Plusieurs remarques s’imposent à ce stade. Tout d’abord, sans paramètres précis de la réforme envisagée, il est impossible de dire qui en seront les gagnants et les perdants. On ne saurait dire, maintenant, qui des classes moyennes, des favorisés ou des moins aisés sera affecté positivement ou négativement.

Sur le fond, droite et gauche vont s’affronter classiquement et vertement au nom de principes de justice tout à fait opposés. Les uns (devinez lesquels) vont souligner que le quotient familial, au nom d’un souci de redistribution entre riches et pauvres, est absolument inique. Les autres (même jeu) vont considérer que le quotient familial est juste, permettant d’équilibrer les charges des ménages face à l’impôt, en fonction de leur composition.

Notons que ce clivage entre partisans et détracteurs du quotient familial dépasse aussi la gauche et la droite. Une remarque générale est de considérer qu’il est indispensable et courageux d’opérer des réformes profondes de notre système de transferts socio-fiscaux. Alors on peut imaginer une suppression pure et simple du quotient familial. Pourquoi pas d’ailleurs ? Il en irait d’une belle économie, de près d’un demi point de PIB, ce qui n’est pas rien. Naturellement, aucun responsable politique n’ira aussi loin. Il préférera moduler le dispositif, réaffecter de tels moyens. Aussi la vraie question n’est-elle pas de savoir si oui ou non il y aura suppression, modulation, réaffectation, mais bien d’être informé de ce qui est précisément programmé. De tels sujets méritent d’être techniquement montés. Il ne faut pas seulement lancer des ballons d’essai dans le débat public.

On pourrait imaginer, de notre point de vue, de meilleures utilisations d’une telle somme, toujours pour la politique familiale : un investissement massif dans les services d’accueil de la petite enfance, la création d’une allocation familiale au premier enfant (la France étant le seul pays de l’Union européenne à ne pas en disposer). Sur le plan des principes, ce qui pousse le candidat socialiste à vouloir réformer, c’est la proportionnalité du quotient familial : plus le ménage est aisé, plus les réductions d’impôt sont élevées. Une telle orientation est, par nature, discutable. Mais alors il faut prendre en compte toutes les dépenses de politique familiale qui sont proportionnelles au revenu. C’est aussi la logique du supplément familial de traitement, un système de primes dans les différentes fonctions publiques qui augmente les revenus des fonctionnaires ayant des enfants. Plus le traitement du fonctionnaire est élevé, plus son supplément familial de traitement est important. Le candidat socialiste devrait proposer logiquement la suppression ou la réorientation de cette prime tout aussi inique, au regard des critères de justice invoqués, que la dépense fiscale liée au quotient familial.

═══

#### Travail demandé:
Répondez brièvement à ces questions à partir du texte sur le quotient familial.
1. Quelle économie la suppression pure et simple du quotient familial permettrait-elle ?
2. Quel est le seul pays de l'Union européenne à ne pas disposer d'une allocation familiale au premier enfant ?
3. À qui le supplément familial de traitement augmente-t-il les revenus ?

#### Données fournies:
═══

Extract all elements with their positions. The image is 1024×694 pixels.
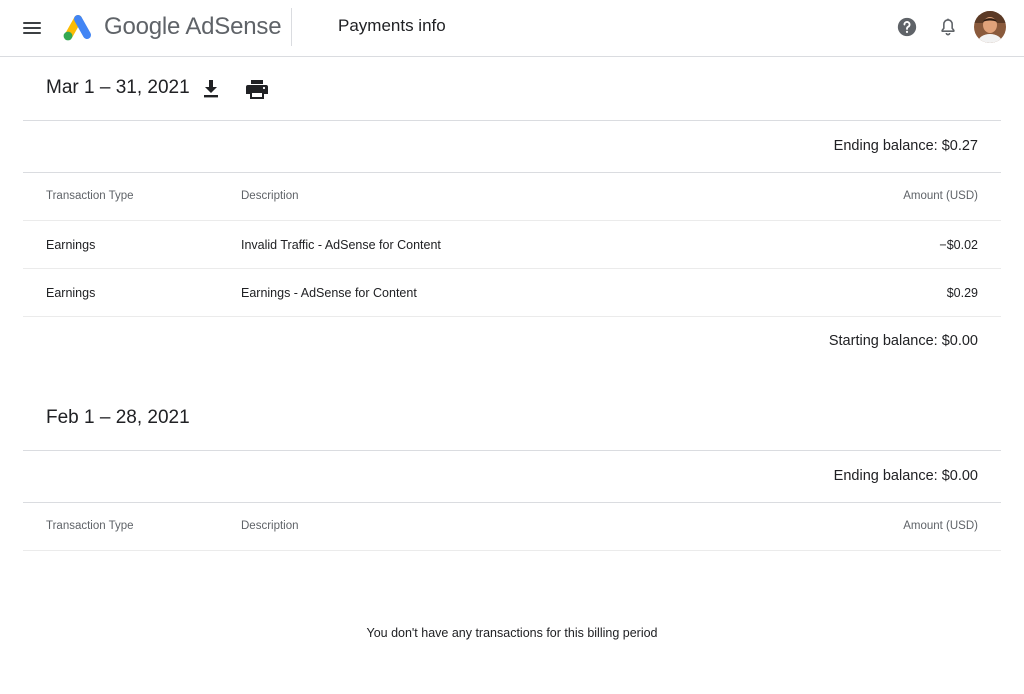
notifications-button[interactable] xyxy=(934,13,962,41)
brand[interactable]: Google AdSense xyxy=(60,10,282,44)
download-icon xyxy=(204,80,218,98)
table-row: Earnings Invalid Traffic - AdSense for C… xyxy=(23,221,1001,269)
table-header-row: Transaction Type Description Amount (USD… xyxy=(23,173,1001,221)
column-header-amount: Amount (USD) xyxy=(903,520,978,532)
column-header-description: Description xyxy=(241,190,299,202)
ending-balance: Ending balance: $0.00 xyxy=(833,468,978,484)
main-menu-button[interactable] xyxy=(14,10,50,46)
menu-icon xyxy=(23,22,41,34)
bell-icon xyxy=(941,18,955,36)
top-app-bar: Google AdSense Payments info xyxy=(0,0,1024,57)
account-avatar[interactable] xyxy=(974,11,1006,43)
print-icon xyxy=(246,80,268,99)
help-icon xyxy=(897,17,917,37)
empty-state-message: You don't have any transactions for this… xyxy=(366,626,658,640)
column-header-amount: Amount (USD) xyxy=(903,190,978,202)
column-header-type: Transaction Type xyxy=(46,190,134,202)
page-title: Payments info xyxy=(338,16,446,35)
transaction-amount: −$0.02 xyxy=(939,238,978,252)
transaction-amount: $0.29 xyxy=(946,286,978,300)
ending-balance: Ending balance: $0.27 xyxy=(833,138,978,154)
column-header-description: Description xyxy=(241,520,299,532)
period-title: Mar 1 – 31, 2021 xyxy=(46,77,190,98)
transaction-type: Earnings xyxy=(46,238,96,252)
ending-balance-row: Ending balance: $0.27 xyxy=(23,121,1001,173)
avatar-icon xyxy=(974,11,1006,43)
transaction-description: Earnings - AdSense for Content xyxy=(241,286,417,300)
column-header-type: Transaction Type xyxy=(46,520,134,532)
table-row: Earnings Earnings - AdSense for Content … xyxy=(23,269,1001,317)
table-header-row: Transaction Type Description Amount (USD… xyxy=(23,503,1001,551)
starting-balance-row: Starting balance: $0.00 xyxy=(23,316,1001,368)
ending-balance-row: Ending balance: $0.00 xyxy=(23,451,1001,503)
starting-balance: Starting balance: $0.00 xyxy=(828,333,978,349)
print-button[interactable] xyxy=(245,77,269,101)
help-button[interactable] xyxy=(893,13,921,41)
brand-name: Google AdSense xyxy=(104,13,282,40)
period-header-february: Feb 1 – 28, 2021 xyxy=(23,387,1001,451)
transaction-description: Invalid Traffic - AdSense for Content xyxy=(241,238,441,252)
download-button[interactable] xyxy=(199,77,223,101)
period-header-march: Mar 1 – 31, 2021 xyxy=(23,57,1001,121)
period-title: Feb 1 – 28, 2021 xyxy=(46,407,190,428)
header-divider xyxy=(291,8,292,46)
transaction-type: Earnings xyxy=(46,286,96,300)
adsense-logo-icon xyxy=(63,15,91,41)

═══

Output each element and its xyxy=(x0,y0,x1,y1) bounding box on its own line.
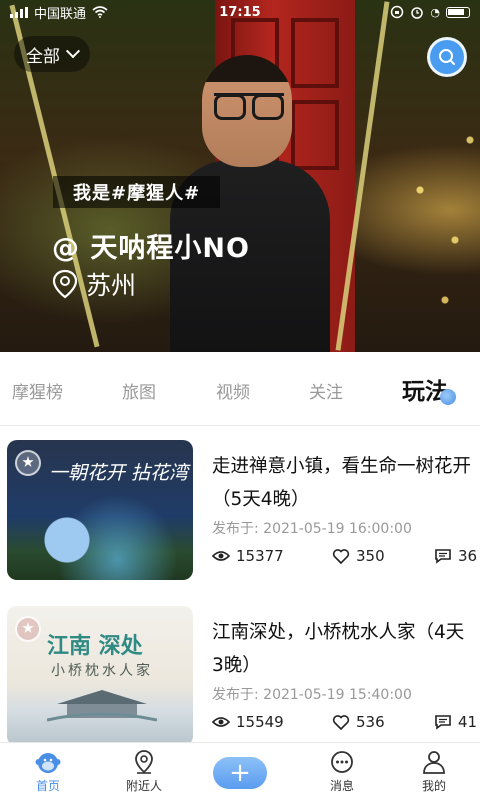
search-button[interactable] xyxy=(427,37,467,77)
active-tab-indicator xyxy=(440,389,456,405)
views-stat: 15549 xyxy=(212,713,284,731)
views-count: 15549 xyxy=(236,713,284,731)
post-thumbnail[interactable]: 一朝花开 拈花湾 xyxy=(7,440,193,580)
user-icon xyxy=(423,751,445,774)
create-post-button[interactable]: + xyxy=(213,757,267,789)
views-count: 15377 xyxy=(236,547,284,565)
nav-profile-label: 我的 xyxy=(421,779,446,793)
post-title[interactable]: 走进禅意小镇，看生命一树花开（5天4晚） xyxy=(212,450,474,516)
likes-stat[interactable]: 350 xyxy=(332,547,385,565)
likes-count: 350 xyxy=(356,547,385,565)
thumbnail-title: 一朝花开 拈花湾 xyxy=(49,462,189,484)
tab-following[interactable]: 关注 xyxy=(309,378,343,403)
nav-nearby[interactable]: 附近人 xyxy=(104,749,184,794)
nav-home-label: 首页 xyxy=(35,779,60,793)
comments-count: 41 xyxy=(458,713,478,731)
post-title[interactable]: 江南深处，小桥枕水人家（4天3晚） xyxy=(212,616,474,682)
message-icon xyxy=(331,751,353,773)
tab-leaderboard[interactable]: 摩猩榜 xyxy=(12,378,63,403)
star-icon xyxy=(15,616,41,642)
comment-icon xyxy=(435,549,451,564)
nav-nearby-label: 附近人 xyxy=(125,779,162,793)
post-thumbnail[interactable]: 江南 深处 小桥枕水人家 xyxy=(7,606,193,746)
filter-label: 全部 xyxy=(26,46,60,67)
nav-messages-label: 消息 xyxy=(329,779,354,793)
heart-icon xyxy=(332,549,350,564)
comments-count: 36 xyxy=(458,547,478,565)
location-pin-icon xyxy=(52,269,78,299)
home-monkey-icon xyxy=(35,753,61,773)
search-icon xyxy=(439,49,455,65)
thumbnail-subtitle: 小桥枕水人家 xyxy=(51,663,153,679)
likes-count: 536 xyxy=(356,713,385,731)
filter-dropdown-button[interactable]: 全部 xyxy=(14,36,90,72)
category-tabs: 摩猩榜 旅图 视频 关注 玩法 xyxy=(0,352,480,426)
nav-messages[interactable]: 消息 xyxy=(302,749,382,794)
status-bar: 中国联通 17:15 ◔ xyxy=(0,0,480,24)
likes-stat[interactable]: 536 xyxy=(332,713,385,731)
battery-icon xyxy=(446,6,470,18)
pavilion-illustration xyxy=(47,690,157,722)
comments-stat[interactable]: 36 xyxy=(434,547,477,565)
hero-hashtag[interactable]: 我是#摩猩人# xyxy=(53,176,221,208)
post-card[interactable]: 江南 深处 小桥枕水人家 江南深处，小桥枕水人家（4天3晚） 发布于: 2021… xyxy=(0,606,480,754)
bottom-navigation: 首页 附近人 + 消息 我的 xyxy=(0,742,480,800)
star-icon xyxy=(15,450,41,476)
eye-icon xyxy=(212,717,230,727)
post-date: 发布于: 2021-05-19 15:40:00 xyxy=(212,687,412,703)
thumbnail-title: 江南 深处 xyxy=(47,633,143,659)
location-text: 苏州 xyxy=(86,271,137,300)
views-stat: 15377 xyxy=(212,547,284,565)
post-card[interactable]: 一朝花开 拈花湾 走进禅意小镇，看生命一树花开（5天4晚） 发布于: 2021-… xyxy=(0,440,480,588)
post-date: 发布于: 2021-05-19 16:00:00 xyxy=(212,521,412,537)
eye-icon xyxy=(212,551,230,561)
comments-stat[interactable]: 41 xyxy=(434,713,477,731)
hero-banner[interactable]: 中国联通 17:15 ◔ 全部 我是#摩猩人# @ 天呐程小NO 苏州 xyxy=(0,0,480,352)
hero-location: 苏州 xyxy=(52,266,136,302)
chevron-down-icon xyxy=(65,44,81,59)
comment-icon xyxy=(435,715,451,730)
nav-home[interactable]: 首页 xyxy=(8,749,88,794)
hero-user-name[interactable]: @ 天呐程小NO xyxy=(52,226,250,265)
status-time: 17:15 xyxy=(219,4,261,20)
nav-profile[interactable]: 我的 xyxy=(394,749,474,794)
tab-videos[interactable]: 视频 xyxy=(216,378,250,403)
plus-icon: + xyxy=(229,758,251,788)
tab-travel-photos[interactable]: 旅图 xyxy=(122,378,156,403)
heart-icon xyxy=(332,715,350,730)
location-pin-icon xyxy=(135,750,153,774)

═══

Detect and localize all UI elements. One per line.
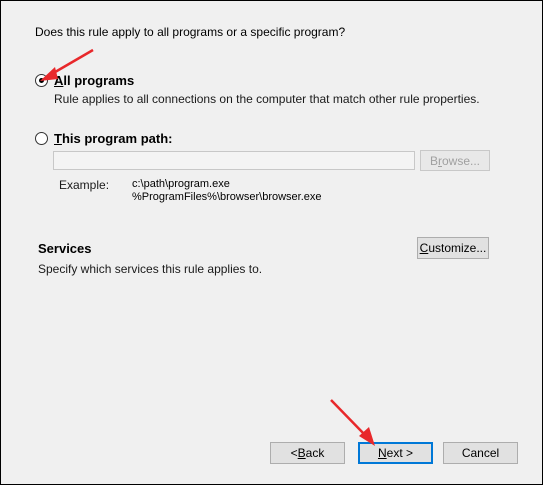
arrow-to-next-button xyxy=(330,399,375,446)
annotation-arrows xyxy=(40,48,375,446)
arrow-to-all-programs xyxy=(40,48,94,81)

═══

#### Réponse correcte:
1. Une économie de près d'un demi-point de PIB.
2. La France.
3. Aux fonctionnaires ayant des enfants.